━━━━━ RECORDS FOR THIS TASK

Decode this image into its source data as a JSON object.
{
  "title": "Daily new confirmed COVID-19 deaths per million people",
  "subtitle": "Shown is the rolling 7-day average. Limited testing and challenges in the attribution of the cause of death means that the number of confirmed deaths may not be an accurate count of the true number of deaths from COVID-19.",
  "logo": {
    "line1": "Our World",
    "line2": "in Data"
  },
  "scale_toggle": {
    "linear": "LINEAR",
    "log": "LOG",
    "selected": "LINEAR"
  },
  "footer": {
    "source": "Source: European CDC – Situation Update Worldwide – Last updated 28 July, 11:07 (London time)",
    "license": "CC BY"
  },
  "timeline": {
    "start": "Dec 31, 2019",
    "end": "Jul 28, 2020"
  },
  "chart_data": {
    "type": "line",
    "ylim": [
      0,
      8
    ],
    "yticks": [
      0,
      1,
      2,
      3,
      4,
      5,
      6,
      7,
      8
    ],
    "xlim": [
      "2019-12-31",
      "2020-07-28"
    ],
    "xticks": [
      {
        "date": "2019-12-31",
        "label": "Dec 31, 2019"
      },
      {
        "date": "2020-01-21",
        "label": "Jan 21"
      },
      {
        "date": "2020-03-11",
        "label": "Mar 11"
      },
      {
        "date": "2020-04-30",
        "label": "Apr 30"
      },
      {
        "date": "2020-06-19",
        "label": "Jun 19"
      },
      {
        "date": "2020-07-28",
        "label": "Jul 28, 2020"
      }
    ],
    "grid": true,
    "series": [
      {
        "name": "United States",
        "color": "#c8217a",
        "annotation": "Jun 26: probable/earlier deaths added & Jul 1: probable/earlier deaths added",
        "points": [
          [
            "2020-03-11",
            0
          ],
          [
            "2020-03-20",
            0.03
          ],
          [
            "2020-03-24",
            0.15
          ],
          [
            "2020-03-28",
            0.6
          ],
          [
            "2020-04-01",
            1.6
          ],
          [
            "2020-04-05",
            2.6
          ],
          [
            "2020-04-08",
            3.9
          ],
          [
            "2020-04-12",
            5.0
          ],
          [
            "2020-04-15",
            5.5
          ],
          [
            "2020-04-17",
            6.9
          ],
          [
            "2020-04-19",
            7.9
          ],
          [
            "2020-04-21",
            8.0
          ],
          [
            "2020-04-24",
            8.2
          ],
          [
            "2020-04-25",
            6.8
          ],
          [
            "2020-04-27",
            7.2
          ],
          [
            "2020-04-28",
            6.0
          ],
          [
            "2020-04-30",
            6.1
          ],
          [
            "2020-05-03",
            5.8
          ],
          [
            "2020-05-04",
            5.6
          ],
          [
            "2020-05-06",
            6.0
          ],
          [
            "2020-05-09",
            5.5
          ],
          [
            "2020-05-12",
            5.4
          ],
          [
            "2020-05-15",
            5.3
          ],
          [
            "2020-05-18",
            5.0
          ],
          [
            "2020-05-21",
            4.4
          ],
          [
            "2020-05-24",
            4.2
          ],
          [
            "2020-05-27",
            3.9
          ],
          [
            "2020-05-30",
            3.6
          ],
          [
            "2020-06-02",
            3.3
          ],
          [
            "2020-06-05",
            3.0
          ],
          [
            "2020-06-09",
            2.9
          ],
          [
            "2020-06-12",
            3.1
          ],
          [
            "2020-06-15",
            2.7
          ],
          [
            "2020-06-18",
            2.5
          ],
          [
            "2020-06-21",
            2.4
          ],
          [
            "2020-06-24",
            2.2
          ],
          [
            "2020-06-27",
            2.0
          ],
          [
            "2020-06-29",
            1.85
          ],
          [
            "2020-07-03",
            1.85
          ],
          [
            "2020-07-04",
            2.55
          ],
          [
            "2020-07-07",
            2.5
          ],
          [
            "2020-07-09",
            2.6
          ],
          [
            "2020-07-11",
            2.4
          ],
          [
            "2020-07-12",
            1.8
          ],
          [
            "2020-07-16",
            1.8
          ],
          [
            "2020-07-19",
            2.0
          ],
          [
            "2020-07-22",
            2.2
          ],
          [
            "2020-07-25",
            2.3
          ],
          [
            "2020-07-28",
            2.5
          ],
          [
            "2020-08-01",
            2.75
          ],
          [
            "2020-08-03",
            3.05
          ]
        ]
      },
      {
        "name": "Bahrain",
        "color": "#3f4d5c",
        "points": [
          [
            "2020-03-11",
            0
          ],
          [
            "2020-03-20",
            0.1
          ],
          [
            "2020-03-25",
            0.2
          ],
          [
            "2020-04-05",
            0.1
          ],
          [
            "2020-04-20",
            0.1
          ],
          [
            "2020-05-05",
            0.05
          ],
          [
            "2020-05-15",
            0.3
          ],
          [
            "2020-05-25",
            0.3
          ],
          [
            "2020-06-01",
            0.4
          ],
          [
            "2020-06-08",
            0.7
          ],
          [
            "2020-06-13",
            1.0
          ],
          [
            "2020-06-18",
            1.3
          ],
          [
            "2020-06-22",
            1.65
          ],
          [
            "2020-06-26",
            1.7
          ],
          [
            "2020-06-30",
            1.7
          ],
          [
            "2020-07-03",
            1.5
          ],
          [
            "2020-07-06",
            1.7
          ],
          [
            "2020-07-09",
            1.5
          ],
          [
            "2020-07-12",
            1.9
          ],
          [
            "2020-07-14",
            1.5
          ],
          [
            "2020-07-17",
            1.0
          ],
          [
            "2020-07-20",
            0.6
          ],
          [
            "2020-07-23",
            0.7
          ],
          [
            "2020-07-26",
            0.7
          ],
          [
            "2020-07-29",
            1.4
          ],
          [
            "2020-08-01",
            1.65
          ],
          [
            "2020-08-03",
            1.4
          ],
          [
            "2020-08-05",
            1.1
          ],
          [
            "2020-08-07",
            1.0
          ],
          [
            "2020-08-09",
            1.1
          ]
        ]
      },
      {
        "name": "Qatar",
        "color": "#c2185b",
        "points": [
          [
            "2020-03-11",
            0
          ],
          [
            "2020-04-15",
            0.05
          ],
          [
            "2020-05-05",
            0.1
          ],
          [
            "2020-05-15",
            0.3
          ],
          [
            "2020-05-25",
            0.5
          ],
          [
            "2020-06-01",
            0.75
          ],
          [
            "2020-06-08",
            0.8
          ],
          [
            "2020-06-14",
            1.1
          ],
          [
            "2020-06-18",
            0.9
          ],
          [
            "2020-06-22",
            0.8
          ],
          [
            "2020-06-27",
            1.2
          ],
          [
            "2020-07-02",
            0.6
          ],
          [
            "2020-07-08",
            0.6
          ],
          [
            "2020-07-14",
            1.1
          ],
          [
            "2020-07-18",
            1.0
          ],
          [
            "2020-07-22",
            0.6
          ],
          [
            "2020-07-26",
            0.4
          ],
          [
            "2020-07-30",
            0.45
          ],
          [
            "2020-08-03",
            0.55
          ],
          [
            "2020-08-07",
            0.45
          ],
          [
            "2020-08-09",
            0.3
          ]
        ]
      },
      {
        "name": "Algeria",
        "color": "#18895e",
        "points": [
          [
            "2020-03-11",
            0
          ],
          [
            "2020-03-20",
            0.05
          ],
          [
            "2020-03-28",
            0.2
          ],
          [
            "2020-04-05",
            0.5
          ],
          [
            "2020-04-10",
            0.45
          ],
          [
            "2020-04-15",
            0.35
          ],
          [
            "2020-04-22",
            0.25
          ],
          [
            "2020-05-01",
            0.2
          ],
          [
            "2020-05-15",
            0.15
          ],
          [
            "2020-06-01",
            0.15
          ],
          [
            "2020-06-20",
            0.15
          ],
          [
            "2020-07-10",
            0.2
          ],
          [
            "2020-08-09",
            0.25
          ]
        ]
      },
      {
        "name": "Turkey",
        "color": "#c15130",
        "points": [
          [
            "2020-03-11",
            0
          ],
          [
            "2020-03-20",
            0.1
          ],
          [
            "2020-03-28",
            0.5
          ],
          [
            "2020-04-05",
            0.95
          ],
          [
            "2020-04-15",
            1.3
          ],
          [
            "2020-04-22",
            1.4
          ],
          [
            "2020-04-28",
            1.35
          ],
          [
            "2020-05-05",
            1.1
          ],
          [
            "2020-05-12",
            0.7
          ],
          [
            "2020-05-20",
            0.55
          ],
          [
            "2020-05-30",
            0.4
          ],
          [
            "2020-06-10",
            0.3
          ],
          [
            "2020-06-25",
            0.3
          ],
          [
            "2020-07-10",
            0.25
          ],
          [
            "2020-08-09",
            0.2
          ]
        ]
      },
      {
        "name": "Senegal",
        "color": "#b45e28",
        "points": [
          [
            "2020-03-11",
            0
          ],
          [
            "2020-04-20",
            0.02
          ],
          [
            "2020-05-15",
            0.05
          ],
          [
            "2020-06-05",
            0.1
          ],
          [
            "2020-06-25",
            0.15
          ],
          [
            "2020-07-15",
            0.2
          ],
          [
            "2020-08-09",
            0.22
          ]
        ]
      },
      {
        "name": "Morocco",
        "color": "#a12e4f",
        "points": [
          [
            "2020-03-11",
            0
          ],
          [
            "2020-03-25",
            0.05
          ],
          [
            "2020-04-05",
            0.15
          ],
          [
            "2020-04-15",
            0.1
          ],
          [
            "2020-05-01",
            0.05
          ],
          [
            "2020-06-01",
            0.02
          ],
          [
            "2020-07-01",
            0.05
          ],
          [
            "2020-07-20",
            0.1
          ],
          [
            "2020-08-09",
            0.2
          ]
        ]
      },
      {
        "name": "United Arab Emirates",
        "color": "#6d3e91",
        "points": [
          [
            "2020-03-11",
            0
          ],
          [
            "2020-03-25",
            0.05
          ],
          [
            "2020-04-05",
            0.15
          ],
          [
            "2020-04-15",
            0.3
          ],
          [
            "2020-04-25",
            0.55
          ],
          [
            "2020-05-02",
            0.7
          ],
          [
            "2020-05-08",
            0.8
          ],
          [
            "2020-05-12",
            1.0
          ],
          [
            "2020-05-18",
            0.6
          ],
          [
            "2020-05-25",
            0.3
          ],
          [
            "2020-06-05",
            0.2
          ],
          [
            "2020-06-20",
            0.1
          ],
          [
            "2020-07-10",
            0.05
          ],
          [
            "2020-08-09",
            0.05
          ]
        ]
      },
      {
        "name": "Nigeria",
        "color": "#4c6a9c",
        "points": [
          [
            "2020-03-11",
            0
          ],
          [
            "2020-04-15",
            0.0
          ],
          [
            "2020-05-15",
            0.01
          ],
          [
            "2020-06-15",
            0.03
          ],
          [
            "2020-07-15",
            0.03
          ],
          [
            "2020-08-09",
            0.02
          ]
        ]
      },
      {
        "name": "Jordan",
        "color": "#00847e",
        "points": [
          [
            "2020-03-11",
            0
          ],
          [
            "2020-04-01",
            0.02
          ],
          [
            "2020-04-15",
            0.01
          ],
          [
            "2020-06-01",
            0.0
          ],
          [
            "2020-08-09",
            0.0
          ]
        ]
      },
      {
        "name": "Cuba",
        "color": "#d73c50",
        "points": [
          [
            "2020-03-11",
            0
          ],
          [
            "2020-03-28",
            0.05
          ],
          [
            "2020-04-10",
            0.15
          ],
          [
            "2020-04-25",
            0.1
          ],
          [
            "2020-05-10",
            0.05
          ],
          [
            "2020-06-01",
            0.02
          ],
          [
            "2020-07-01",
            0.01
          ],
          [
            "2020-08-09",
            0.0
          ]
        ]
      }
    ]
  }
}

━━━━━━━━━━

#### REQUIREMENTS:
Look over the listing. Pull out every line with the string "confirmed" in it.

#### TASK RESULT:
  "title": "Daily new confirmed COVID-19 deaths per million people",
  "subtitle": "Shown is the rolling 7-day average. Limited testing and challenges in the attribution of the cause of death means that the number of confirmed deaths may not be an accurate count of the true number of deaths from COVID-19.",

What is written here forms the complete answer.